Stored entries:
= = = = =

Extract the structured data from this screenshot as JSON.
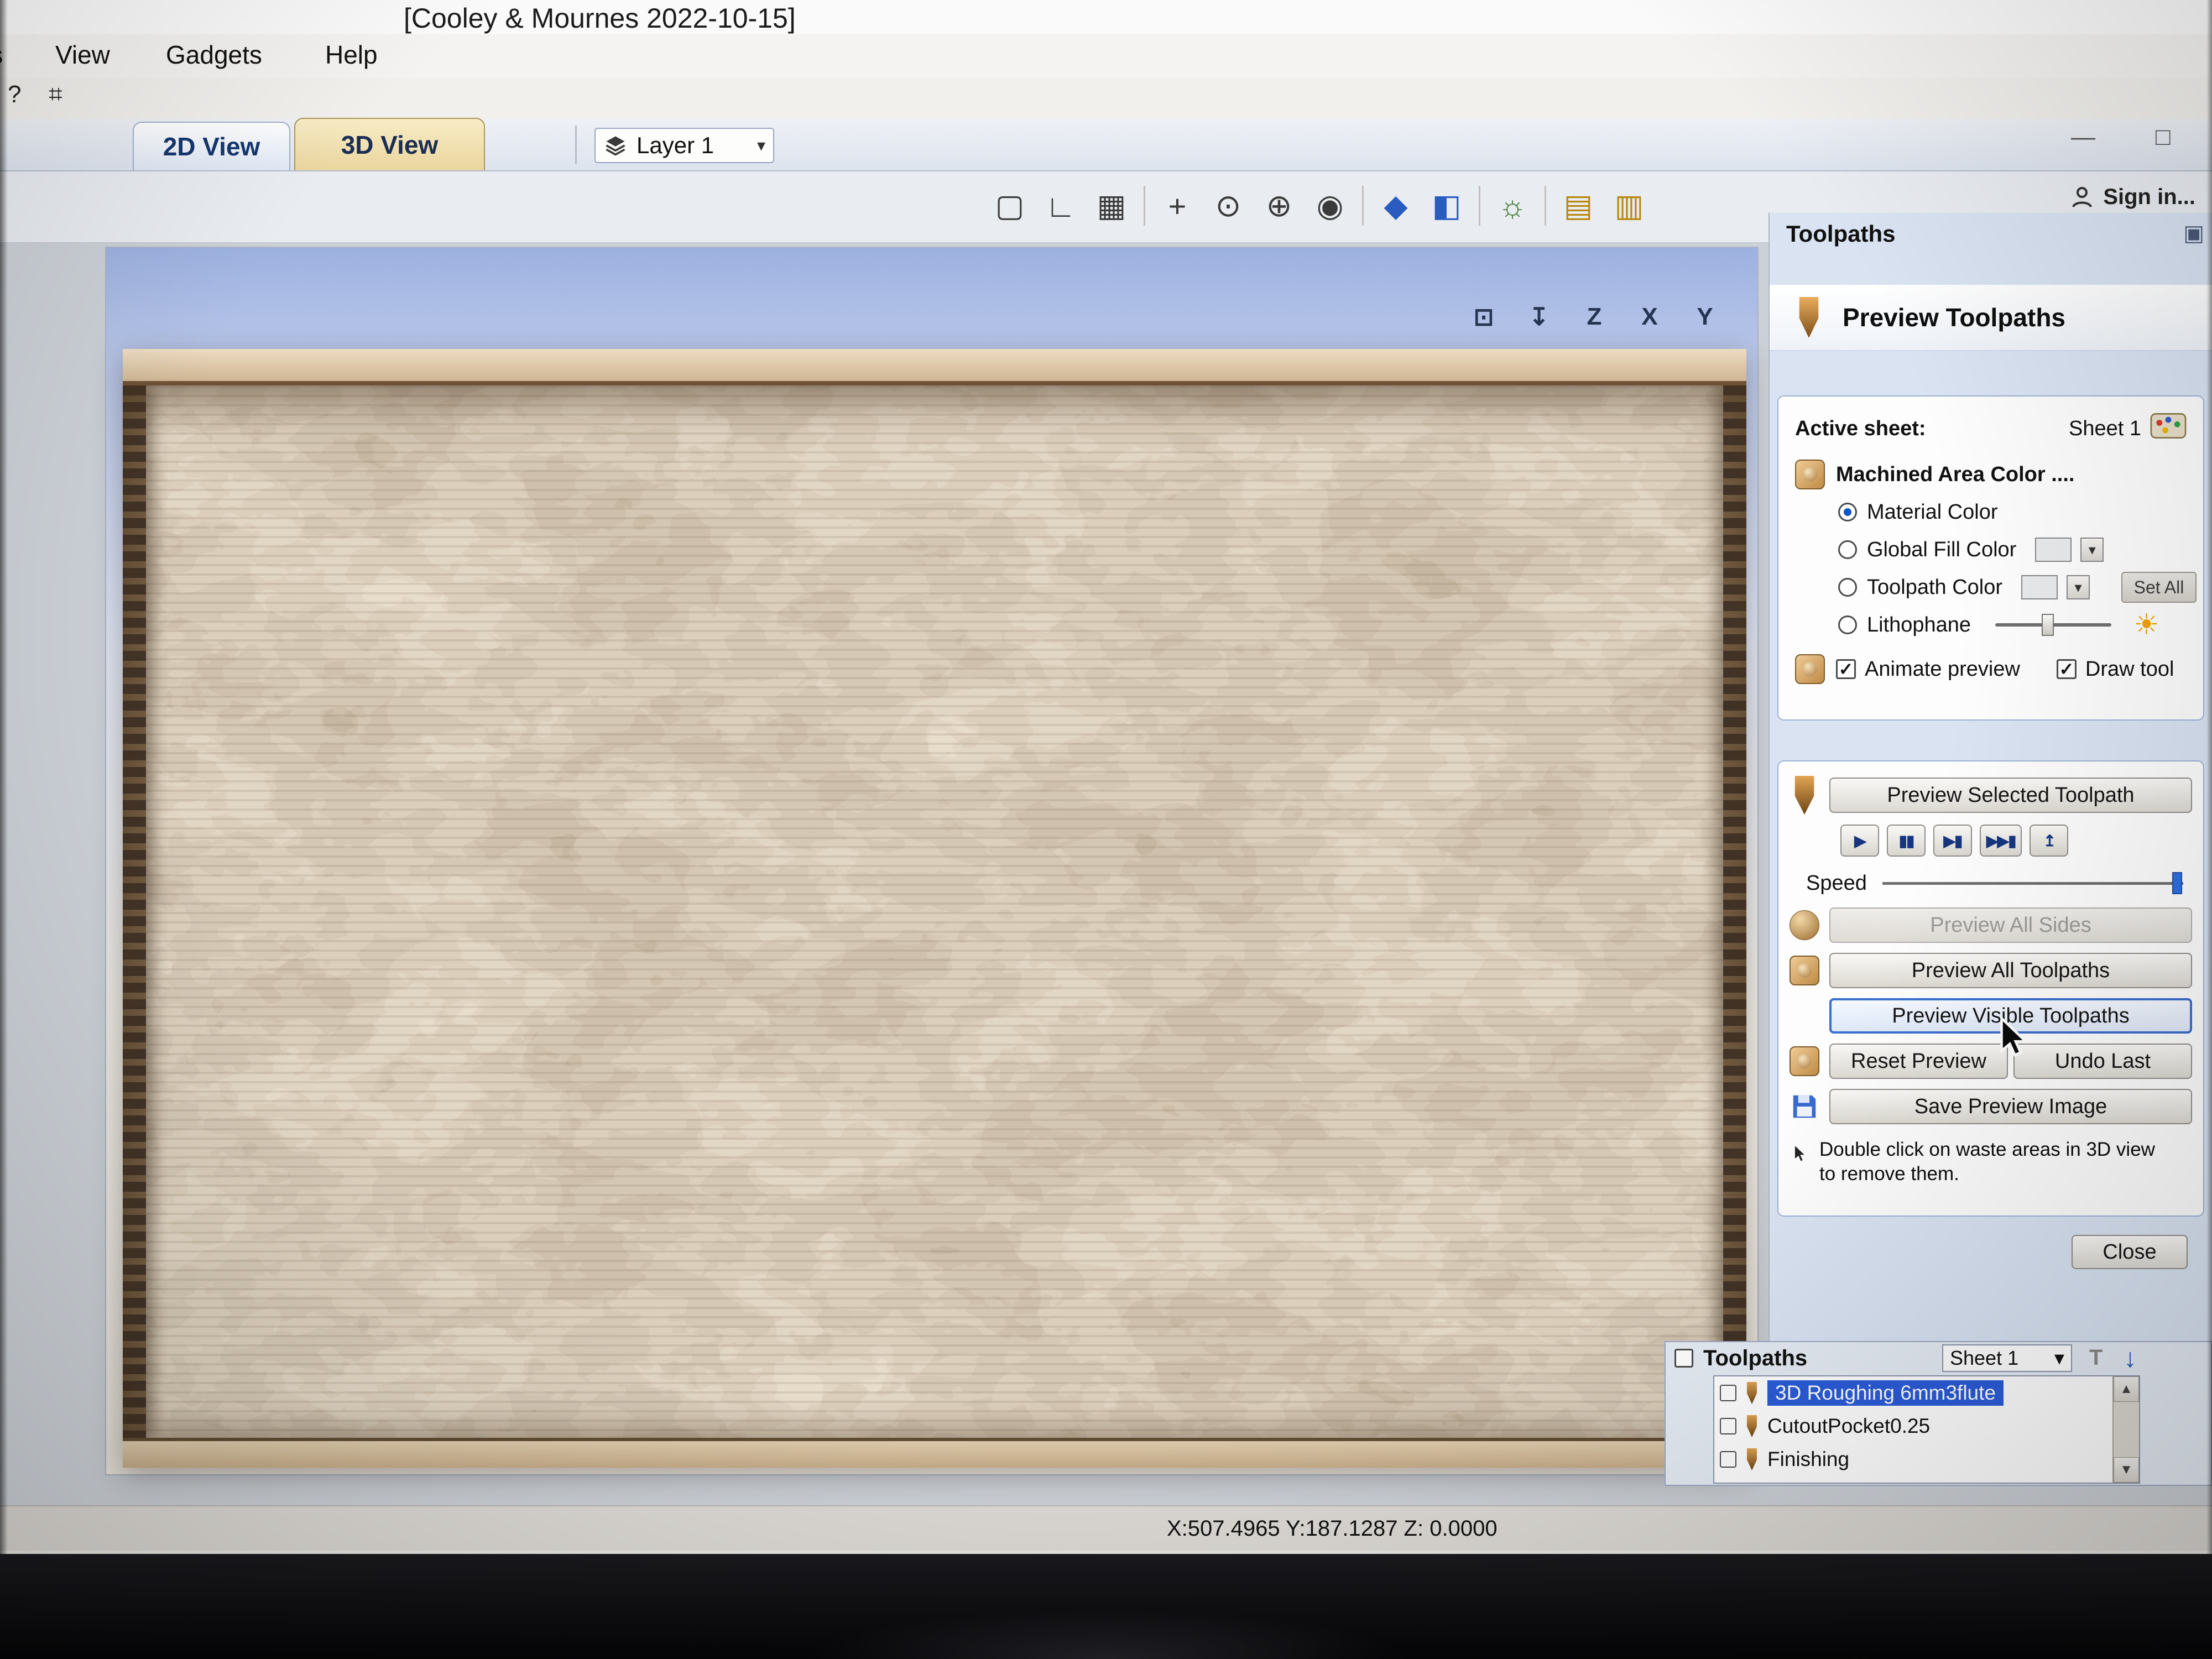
{
  "window": {
    "title": "[Cooley & Mournes 2022-10-15]",
    "minimize_glyph": "—",
    "maximize_glyph": "□",
    "sign_in": "Sign in..."
  },
  "menu": {
    "partial": "s",
    "items": [
      "View",
      "Gadgets",
      "Help"
    ],
    "help_glyph": "?",
    "pin_glyph": "⌗"
  },
  "view_tabs": {
    "tab_2d": "2D View",
    "tab_3d": "3D View"
  },
  "layer_selector": {
    "label": "Layer 1",
    "caret": "▾"
  },
  "toolbar": {
    "icons": [
      {
        "name": "fit-to-window-icon",
        "glyph": "▢"
      },
      {
        "name": "snap-settings-icon",
        "glyph": "∟"
      },
      {
        "name": "grid-toggle-icon",
        "glyph": "▦"
      },
      {
        "name": "pan-view-icon",
        "glyph": "+"
      },
      {
        "name": "zoom-window-icon",
        "glyph": "⊙"
      },
      {
        "name": "zoom-in-icon",
        "glyph": "⊕"
      },
      {
        "name": "zoom-selected-icon",
        "glyph": "◉"
      },
      {
        "name": "rotate-view-icon",
        "glyph": "◆"
      },
      {
        "name": "shading-mode-icon",
        "glyph": "◧"
      },
      {
        "name": "lighting-icon",
        "glyph": "☼"
      },
      {
        "name": "sheet-layers-icon",
        "glyph": "▤"
      },
      {
        "name": "view-settings-icon",
        "glyph": "▥"
      }
    ]
  },
  "view_controls": [
    {
      "name": "iso-view-icon",
      "glyph": "⊡"
    },
    {
      "name": "look-down-icon",
      "glyph": "↧"
    },
    {
      "name": "z-axis-view-icon",
      "glyph": "Z"
    },
    {
      "name": "x-axis-view-icon",
      "glyph": "X"
    },
    {
      "name": "y-axis-view-icon",
      "glyph": "Y"
    }
  ],
  "preview_panel": {
    "title": "Toolpaths",
    "options_glyph": "▣",
    "header": "Preview Toolpaths",
    "active_sheet_label": "Active sheet:",
    "active_sheet_value": "Sheet 1",
    "machined_color_label": "Machined Area Color ....",
    "radio_material": "Material Color",
    "radio_global": "Global Fill Color",
    "radio_toolpath": "Toolpath Color",
    "radio_lithophane": "Lithophane",
    "set_all": "Set All",
    "sun_glyph": "☀",
    "chk_animate": "Animate preview",
    "chk_draw_tool": "Draw tool",
    "btn_preview_selected": "Preview Selected Toolpath",
    "playback": [
      {
        "name": "play-button",
        "glyph": "▶"
      },
      {
        "name": "pause-button",
        "glyph": "▮▮"
      },
      {
        "name": "single-step-button",
        "glyph": "▶▮"
      },
      {
        "name": "fast-forward-button",
        "glyph": "▶▶▮"
      },
      {
        "name": "run-to-end-button",
        "glyph": "↥"
      }
    ],
    "speed_label": "Speed",
    "btn_all_sides": "Preview All Sides",
    "btn_all_toolpaths": "Preview All Toolpaths",
    "btn_visible_toolpaths": "Preview Visible Toolpaths",
    "btn_reset": "Reset Preview",
    "btn_undo": "Undo Last",
    "btn_save_image": "Save Preview Image",
    "hint_line1": "Double click on waste areas in 3D view",
    "hint_line2": "to remove them.",
    "btn_close": "Close"
  },
  "toolpath_tree": {
    "header": "Toolpaths",
    "sheet": "Sheet 1",
    "template_glyph": "T",
    "movedown_glyph": "↓",
    "items": [
      {
        "label": "3D Roughing 6mm3flute",
        "selected": true
      },
      {
        "label": "CutoutPocket0.25",
        "selected": false
      },
      {
        "label": "Finishing",
        "selected": false
      }
    ]
  },
  "status_bar": {
    "coords": "X:507.4965 Y:187.1287 Z:  0.0000"
  },
  "glyphs": {
    "caret": "▾",
    "scroll_up": "▲",
    "scroll_down": "▼"
  },
  "colors": {
    "selection_blue": "#2b5cd9",
    "material_beige": "#e4d4bf",
    "active_tab_tan": "#ead59e"
  }
}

= = = = =

_Instructions to follow_:
Drop the images and quote the entries word for word.

_Problem solution_:
Extract the structured data from this screenshot as JSON.
{
  "window": {
    "title": "[Cooley & Mournes 2022-10-15]",
    "minimize_glyph": "—",
    "maximize_glyph": "□",
    "sign_in": "Sign in..."
  },
  "menu": {
    "partial": "s",
    "items": [
      "View",
      "Gadgets",
      "Help"
    ],
    "help_glyph": "?",
    "pin_glyph": "⌗"
  },
  "view_tabs": {
    "tab_2d": "2D View",
    "tab_3d": "3D View"
  },
  "layer_selector": {
    "label": "Layer 1",
    "caret": "▾"
  },
  "toolbar": {
    "icons": [
      {
        "name": "fit-to-window-icon",
        "glyph": "▢"
      },
      {
        "name": "snap-settings-icon",
        "glyph": "∟"
      },
      {
        "name": "grid-toggle-icon",
        "glyph": "▦"
      },
      {
        "name": "pan-view-icon",
        "glyph": "+"
      },
      {
        "name": "zoom-window-icon",
        "glyph": "⊙"
      },
      {
        "name": "zoom-in-icon",
        "glyph": "⊕"
      },
      {
        "name": "zoom-selected-icon",
        "glyph": "◉"
      },
      {
        "name": "rotate-view-icon",
        "glyph": "◆"
      },
      {
        "name": "shading-mode-icon",
        "glyph": "◧"
      },
      {
        "name": "lighting-icon",
        "glyph": "☼"
      },
      {
        "name": "sheet-layers-icon",
        "glyph": "▤"
      },
      {
        "name": "view-settings-icon",
        "glyph": "▥"
      }
    ]
  },
  "view_controls": [
    {
      "name": "iso-view-icon",
      "glyph": "⊡"
    },
    {
      "name": "look-down-icon",
      "glyph": "↧"
    },
    {
      "name": "z-axis-view-icon",
      "glyph": "Z"
    },
    {
      "name": "x-axis-view-icon",
      "glyph": "X"
    },
    {
      "name": "y-axis-view-icon",
      "glyph": "Y"
    }
  ],
  "preview_panel": {
    "title": "Toolpaths",
    "options_glyph": "▣",
    "header": "Preview Toolpaths",
    "active_sheet_label": "Active sheet:",
    "active_sheet_value": "Sheet 1",
    "machined_color_label": "Machined Area Color ....",
    "radio_material": "Material Color",
    "radio_global": "Global Fill Color",
    "radio_toolpath": "Toolpath Color",
    "radio_lithophane": "Lithophane",
    "set_all": "Set All",
    "sun_glyph": "☀",
    "chk_animate": "Animate preview",
    "chk_draw_tool": "Draw tool",
    "btn_preview_selected": "Preview Selected Toolpath",
    "playback": [
      {
        "name": "play-button",
        "glyph": "▶"
      },
      {
        "name": "pause-button",
        "glyph": "▮▮"
      },
      {
        "name": "single-step-button",
        "glyph": "▶▮"
      },
      {
        "name": "fast-forward-button",
        "glyph": "▶▶▮"
      },
      {
        "name": "run-to-end-button",
        "glyph": "↥"
      }
    ],
    "speed_label": "Speed",
    "btn_all_sides": "Preview All Sides",
    "btn_all_toolpaths": "Preview All Toolpaths",
    "btn_visible_toolpaths": "Preview Visible Toolpaths",
    "btn_reset": "Reset Preview",
    "btn_undo": "Undo Last",
    "btn_save_image": "Save Preview Image",
    "hint_line1": "Double click on waste areas in 3D view",
    "hint_line2": "to remove them.",
    "btn_close": "Close"
  },
  "toolpath_tree": {
    "header": "Toolpaths",
    "sheet": "Sheet 1",
    "template_glyph": "T",
    "movedown_glyph": "↓",
    "items": [
      {
        "label": "3D Roughing 6mm3flute",
        "selected": true
      },
      {
        "label": "CutoutPocket0.25",
        "selected": false
      },
      {
        "label": "Finishing",
        "selected": false
      }
    ]
  },
  "status_bar": {
    "coords": "X:507.4965 Y:187.1287 Z:  0.0000"
  },
  "glyphs": {
    "caret": "▾",
    "scroll_up": "▲",
    "scroll_down": "▼"
  },
  "colors": {
    "selection_blue": "#2b5cd9",
    "material_beige": "#e4d4bf",
    "active_tab_tan": "#ead59e"
  }
}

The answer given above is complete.